[What you have to do] Find all lines in the records that include the word "JSON", and copy them out.

(Records about charts and figures)
• • • • • • •
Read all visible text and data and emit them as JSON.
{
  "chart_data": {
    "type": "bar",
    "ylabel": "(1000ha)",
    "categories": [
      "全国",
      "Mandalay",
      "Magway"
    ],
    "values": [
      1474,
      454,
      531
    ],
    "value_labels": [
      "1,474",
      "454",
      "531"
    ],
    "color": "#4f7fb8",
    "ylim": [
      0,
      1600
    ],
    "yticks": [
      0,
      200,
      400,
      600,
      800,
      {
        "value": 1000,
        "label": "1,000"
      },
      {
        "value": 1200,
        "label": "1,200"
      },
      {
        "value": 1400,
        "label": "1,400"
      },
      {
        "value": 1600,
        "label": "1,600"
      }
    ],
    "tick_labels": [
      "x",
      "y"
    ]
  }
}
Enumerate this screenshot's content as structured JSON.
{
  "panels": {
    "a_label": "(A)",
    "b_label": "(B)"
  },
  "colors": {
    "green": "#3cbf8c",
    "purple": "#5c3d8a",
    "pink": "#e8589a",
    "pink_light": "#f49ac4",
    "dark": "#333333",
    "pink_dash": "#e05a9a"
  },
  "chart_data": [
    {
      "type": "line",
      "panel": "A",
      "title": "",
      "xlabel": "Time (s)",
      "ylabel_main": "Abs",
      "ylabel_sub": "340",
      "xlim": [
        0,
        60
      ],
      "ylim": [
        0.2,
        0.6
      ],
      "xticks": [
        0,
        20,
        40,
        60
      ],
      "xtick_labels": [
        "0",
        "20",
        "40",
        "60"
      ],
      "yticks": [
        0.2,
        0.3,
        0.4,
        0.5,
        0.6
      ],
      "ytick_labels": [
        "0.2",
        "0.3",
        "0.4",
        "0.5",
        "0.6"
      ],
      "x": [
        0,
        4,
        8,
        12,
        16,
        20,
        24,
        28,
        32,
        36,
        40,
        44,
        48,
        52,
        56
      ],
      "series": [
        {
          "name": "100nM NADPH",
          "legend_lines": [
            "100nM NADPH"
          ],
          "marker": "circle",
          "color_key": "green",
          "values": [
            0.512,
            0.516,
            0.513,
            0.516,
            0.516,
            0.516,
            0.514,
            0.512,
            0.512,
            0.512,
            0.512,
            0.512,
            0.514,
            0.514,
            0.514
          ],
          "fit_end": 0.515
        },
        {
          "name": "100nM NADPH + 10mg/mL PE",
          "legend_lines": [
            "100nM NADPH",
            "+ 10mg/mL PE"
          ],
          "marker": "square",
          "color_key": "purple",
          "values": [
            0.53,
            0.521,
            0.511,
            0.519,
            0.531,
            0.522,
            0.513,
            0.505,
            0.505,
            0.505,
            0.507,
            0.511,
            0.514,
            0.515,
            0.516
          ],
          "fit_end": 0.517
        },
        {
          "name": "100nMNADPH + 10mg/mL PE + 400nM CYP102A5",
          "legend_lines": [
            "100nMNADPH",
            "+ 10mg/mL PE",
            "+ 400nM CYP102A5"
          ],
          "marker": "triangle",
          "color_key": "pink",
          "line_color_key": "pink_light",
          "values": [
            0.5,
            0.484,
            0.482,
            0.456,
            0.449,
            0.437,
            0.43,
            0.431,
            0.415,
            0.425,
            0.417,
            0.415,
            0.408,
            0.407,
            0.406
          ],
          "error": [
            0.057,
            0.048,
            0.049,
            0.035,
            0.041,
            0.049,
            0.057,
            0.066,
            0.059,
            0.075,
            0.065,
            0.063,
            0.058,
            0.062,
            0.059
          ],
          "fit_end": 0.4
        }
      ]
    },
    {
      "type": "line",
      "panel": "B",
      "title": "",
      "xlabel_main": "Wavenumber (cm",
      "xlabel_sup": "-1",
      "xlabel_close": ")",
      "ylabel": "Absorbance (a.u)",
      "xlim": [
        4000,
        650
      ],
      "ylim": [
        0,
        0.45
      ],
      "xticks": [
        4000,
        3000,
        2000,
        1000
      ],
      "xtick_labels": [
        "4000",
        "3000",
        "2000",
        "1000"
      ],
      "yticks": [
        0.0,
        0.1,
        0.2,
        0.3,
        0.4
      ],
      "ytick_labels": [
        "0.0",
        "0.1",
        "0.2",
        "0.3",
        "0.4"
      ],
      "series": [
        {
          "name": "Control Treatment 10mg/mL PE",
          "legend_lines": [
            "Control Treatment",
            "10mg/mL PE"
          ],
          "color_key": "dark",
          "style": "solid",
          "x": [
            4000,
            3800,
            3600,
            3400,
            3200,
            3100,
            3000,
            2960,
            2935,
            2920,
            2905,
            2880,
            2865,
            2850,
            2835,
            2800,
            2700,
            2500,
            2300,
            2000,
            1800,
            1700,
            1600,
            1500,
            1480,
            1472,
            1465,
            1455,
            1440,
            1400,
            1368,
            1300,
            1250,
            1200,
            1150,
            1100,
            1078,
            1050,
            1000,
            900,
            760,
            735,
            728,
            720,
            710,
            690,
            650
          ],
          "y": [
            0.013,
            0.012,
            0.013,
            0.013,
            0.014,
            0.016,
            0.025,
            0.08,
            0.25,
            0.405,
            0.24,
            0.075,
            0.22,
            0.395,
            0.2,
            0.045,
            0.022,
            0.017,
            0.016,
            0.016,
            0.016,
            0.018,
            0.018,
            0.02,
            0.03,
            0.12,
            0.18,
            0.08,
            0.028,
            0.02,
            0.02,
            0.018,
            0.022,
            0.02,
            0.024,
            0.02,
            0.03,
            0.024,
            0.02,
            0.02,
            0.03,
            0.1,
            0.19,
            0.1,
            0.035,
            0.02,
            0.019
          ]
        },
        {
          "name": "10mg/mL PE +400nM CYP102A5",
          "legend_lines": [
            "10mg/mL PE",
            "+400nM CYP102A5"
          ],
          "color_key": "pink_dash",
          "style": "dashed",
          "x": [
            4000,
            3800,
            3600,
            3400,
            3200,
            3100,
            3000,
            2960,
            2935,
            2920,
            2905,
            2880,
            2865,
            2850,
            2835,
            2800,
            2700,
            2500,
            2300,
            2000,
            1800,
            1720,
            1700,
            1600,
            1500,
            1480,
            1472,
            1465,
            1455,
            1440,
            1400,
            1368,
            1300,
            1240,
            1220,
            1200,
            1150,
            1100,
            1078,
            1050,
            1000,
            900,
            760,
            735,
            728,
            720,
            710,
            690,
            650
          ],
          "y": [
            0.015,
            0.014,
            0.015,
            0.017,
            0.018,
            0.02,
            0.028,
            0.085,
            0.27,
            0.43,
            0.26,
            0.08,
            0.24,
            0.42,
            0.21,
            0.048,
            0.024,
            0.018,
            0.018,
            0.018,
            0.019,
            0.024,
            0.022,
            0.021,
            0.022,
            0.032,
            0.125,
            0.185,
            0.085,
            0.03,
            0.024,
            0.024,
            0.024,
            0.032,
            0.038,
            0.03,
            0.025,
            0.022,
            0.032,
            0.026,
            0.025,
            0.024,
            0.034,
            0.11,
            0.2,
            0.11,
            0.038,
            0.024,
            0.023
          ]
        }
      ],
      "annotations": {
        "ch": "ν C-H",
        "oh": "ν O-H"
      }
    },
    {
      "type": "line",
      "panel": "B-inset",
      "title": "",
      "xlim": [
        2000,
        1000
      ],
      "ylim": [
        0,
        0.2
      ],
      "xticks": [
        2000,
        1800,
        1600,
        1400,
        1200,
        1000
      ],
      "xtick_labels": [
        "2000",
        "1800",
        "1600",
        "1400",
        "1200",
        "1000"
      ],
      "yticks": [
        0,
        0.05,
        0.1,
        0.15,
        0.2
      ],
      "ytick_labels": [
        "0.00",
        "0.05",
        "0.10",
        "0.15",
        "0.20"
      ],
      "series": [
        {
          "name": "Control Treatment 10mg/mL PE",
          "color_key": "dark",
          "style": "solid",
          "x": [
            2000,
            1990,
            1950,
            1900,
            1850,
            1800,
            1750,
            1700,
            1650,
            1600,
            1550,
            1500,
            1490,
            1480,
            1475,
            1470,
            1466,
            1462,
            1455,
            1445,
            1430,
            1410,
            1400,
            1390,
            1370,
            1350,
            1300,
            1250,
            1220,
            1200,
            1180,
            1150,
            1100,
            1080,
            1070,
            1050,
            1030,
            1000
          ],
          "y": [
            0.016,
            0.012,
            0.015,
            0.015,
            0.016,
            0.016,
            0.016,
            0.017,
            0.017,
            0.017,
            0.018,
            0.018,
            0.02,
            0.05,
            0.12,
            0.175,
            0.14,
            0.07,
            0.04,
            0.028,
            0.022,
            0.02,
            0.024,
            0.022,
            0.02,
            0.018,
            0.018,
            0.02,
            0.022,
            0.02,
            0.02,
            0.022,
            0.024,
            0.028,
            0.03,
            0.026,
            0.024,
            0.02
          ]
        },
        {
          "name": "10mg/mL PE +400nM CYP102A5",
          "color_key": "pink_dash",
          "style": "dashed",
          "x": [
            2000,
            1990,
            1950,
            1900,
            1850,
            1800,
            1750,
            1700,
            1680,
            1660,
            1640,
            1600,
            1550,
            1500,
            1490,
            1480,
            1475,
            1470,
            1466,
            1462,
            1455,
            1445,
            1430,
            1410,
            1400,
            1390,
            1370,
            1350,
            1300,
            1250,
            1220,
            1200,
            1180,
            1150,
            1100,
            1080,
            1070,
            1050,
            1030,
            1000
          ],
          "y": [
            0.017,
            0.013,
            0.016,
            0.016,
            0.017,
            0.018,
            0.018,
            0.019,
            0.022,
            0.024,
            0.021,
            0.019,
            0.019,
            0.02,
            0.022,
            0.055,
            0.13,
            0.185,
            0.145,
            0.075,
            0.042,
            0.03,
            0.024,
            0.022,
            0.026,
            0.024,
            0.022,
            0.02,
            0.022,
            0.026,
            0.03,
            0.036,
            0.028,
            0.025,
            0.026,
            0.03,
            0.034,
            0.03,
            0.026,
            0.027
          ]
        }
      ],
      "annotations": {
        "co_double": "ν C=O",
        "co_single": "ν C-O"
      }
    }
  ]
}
• • • • • • •
[Reply to the task]
Read all visible text and data and emit them as JSON.
Enumerate this screenshot's content as structured JSON.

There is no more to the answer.